# Supplied records
════════

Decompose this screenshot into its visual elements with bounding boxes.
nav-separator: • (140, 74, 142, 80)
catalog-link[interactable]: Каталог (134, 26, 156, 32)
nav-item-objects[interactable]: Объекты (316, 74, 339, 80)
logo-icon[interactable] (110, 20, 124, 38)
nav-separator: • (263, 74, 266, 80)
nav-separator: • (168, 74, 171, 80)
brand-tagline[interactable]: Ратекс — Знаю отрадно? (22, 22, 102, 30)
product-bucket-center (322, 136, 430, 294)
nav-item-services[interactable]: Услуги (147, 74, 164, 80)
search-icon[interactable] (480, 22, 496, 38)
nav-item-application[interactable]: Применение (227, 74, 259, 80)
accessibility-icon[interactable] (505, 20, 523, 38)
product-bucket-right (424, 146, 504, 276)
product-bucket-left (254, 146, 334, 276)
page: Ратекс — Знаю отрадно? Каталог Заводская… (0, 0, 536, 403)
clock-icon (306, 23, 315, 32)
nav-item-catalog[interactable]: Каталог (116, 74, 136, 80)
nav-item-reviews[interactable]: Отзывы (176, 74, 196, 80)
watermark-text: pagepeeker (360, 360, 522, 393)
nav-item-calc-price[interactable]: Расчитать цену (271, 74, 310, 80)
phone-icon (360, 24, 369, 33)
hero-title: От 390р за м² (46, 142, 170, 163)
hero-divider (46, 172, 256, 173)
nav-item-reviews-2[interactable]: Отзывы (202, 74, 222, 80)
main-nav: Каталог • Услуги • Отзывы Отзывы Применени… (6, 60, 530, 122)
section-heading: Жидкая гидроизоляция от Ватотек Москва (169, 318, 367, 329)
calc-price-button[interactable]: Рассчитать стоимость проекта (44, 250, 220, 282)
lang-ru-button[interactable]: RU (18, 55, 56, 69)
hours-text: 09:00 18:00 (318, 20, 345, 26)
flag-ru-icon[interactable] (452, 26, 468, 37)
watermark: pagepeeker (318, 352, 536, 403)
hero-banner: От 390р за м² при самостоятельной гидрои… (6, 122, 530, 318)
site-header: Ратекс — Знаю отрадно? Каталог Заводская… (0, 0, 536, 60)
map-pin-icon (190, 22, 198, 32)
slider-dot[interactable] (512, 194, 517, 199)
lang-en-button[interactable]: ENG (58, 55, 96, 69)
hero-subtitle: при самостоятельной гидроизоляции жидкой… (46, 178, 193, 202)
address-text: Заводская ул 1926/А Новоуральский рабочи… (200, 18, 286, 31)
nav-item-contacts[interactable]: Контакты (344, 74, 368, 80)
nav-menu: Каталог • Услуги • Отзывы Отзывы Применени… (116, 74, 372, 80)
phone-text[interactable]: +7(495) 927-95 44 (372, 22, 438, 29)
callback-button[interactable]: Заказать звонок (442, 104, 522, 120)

════════

# Stated goal
Express every line of the item above as a JSON list of strings, one string per line, leaving out any blank lines.

# Task output
[
  "Decompose this screenshot into its visual elements with bounding boxes.",
  "nav-separator: • (140, 74, 142, 80)",
  "catalog-link[interactable]: Каталог (134, 26, 156, 32)",
  "nav-item-objects[interactable]: Объекты (316, 74, 339, 80)",
  "logo-icon[interactable] (110, 20, 124, 38)",
  "nav-separator: • (263, 74, 266, 80)",
  "nav-separator: • (168, 74, 171, 80)",
  "brand-tagline[interactable]: Ратекс — Знаю отрадно? (22, 22, 102, 30)",
  "product-bucket-center (322, 136, 430, 294)",
  "nav-item-services[interactable]: Услуги (147, 74, 164, 80)",
  "search-icon[interactable] (480, 22, 496, 38)",
  "nav-item-application[interactable]: Применение (227, 74, 259, 80)",
  "accessibility-icon[interactable] (505, 20, 523, 38)",
  "product-bucket-right (424, 146, 504, 276)",
  "product-bucket-left (254, 146, 334, 276)",
  "page: Ратекс — Знаю отрадно? Каталог Заводская… (0, 0, 536, 403)",
  "clock-icon (306, 23, 315, 32)",
  "nav-item-catalog[interactable]: Каталог (116, 74, 136, 80)",
  "nav-item-reviews[interactable]: Отзывы (176, 74, 196, 80)",
  "watermark-text: pagepeeker (360, 360, 522, 393)",
  "nav-item-calc-price[interactable]: Расчитать цену (271, 74, 310, 80)",
  "phone-icon (360, 24, 369, 33)",
  "hero-title: От 390р за м² (46, 142, 170, 163)",
  "hero-divider (46, 172, 256, 173)",
  "nav-item-reviews-2[interactable]: Отзывы (202, 74, 222, 80)",
  "main-nav: Каталог • Услуги • Отзывы Отзывы Применени… (6, 60, 530, 122)",
  "section-heading: Жидкая гидроизоляция от Ватотек Москва (169, 318, 367, 329)",
  "calc-price-button[interactable]: Рассчитать стоимость проекта (44, 250, 220, 282)",
  "lang-ru-button[interactable]: RU (18, 55, 56, 69)",
  "hours-text: 09:00 18:00 (318, 20, 345, 26)",
  "flag-ru-icon[interactable] (452, 26, 468, 37)",
  "watermark: pagepeeker (318, 352, 536, 403)",
  "hero-banner: От 390р за м² при самостоятельной гидрои… (6, 122, 530, 318)",
  "site-header: Ратекс — Знаю отрадно? Каталог Заводская… (0, 0, 536, 60)",
  "map-pin-icon (190, 22, 198, 32)",
  "slider-dot[interactable] (512, 194, 517, 199)",
  "lang-en-button[interactable]: ENG (58, 55, 96, 69)",
  "hero-subtitle: при самостоятельной гидроизоляции жидкой… (46, 178, 193, 202)",
  "address-text: Заводская ул 1926/А Новоуральский рабочи… (200, 18, 286, 31)",
  "nav-item-contacts[interactable]: Контакты (344, 74, 368, 80)",
  "nav-menu: Каталог • Услуги • Отзывы Отзывы Применени… (116, 74, 372, 80)",
  "phone-text[interactable]: +7(495) 927-95 44 (372, 22, 438, 29)",
  "callback-button[interactable]: Заказать звонок (442, 104, 522, 120)"
]